--- START SUPPLIED DATA ---
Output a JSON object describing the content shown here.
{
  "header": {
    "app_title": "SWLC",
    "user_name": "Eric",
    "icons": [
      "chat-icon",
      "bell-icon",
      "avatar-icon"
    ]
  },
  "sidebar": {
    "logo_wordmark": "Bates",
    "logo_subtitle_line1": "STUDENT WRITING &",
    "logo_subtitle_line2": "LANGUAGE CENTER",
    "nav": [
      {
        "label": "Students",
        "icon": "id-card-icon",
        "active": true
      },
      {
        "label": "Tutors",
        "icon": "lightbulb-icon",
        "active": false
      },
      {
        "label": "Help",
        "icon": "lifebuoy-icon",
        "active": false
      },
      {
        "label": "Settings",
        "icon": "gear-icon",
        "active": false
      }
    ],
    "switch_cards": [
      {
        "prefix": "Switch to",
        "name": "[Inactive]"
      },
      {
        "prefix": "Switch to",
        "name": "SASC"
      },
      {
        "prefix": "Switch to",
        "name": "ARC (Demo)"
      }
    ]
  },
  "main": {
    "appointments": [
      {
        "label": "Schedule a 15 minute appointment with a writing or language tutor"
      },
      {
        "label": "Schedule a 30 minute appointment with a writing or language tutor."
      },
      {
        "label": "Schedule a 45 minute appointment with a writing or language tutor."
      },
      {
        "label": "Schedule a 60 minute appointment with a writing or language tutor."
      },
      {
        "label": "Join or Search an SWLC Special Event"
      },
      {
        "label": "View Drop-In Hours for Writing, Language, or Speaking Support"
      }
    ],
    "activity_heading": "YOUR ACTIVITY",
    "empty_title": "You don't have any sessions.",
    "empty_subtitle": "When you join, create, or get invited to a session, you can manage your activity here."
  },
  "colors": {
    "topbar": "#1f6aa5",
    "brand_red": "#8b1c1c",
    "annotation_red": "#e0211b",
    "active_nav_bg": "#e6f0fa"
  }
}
--- END SUPPLIED DATA ---
--- START SUPPLIED DATA ---
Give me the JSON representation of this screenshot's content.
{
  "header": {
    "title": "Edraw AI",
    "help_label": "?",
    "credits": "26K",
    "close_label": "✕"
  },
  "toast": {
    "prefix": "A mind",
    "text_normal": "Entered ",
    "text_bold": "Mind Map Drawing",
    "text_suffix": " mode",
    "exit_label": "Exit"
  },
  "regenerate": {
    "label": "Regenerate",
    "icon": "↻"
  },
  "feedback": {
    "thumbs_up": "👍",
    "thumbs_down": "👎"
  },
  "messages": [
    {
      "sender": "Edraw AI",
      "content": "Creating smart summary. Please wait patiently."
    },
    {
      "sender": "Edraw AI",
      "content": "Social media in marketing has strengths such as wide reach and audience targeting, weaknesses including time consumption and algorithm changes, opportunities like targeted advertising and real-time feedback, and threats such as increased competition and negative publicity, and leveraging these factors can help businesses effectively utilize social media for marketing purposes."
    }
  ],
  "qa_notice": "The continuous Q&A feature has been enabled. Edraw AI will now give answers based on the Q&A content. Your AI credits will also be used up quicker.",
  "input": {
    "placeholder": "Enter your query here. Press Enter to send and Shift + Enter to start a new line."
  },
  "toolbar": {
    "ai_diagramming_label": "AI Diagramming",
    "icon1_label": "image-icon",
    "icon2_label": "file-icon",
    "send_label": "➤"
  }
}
--- END SUPPLIED DATA ---
Find the lines above that include the string "with" and copy them.

- _THE RESULT_
        "label": "Schedule a 15 minute appointment with a writing or language tutor"
        "label": "Schedule a 30 minute appointment with a writing or language tutor."
        "label": "Schedule a 45 minute appointment with a writing or language tutor."
        "label": "Schedule a 60 minute appointment with a writing or language tutor."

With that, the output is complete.